Task directions
Write out the data below exactly as given, without any of its pictures.

(Records from a collection of figures)
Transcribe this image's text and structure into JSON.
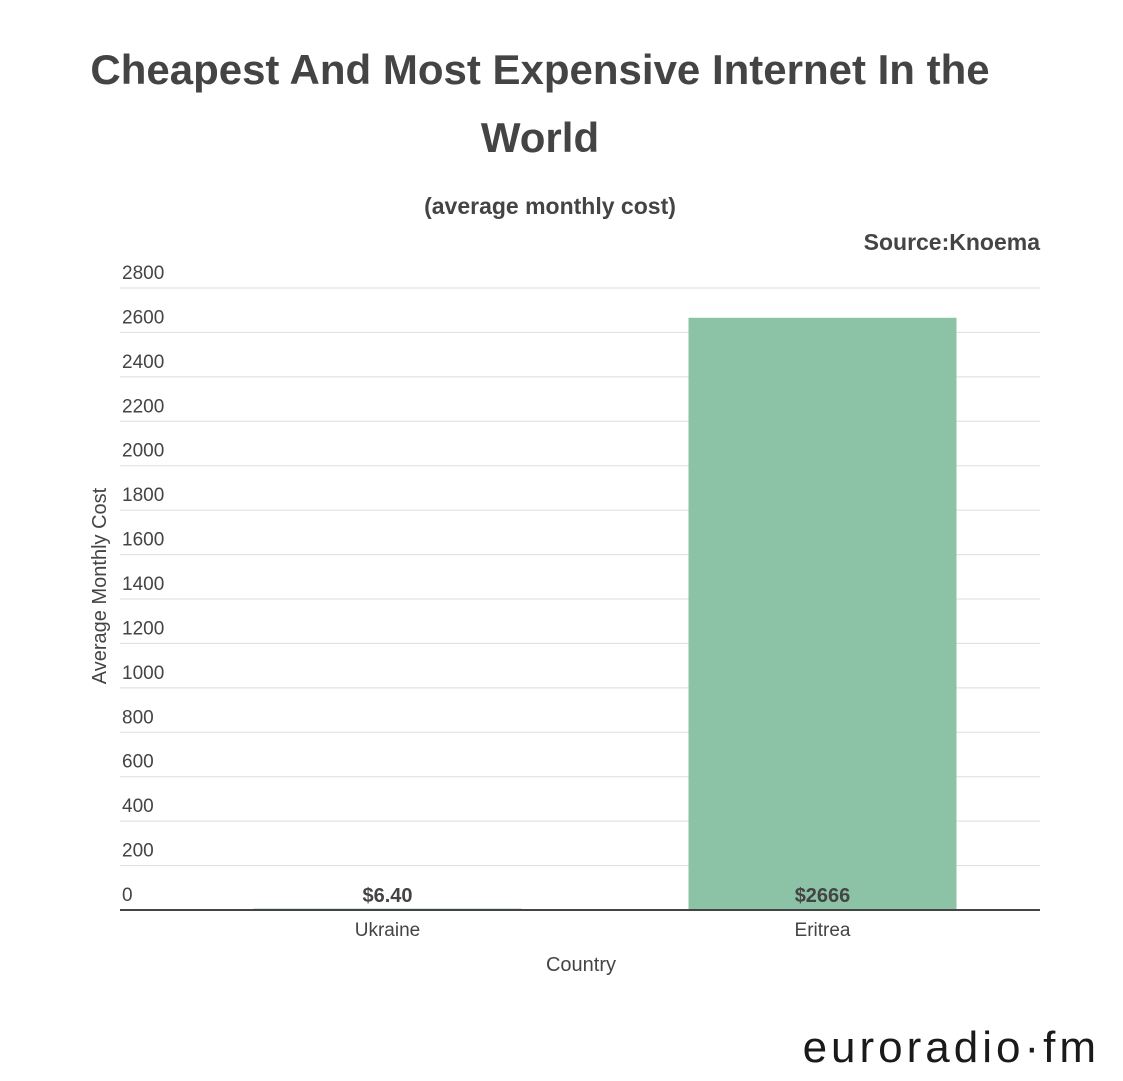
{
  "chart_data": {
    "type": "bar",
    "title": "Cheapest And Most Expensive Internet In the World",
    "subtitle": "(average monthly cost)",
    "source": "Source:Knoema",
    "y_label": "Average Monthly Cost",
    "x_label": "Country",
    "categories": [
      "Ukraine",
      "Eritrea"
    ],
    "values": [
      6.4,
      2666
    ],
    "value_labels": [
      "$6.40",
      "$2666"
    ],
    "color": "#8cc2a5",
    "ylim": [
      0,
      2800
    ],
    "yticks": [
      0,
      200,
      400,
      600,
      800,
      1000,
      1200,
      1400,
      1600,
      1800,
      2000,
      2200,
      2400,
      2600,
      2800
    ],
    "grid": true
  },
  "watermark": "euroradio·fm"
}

Output of the exercise
Transcribe this image's text and structure into JSON.
{
  "chart_data": {
    "type": "bar",
    "title": "Cheapest And Most Expensive Internet In the World",
    "subtitle": "(average monthly cost)",
    "source": "Source:Knoema",
    "y_label": "Average Monthly Cost",
    "x_label": "Country",
    "categories": [
      "Ukraine",
      "Eritrea"
    ],
    "values": [
      6.4,
      2666
    ],
    "value_labels": [
      "$6.40",
      "$2666"
    ],
    "color": "#8cc2a5",
    "ylim": [
      0,
      2800
    ],
    "yticks": [
      0,
      200,
      400,
      600,
      800,
      1000,
      1200,
      1400,
      1600,
      1800,
      2000,
      2200,
      2400,
      2600,
      2800
    ],
    "grid": true
  },
  "watermark": "euroradio·fm"
}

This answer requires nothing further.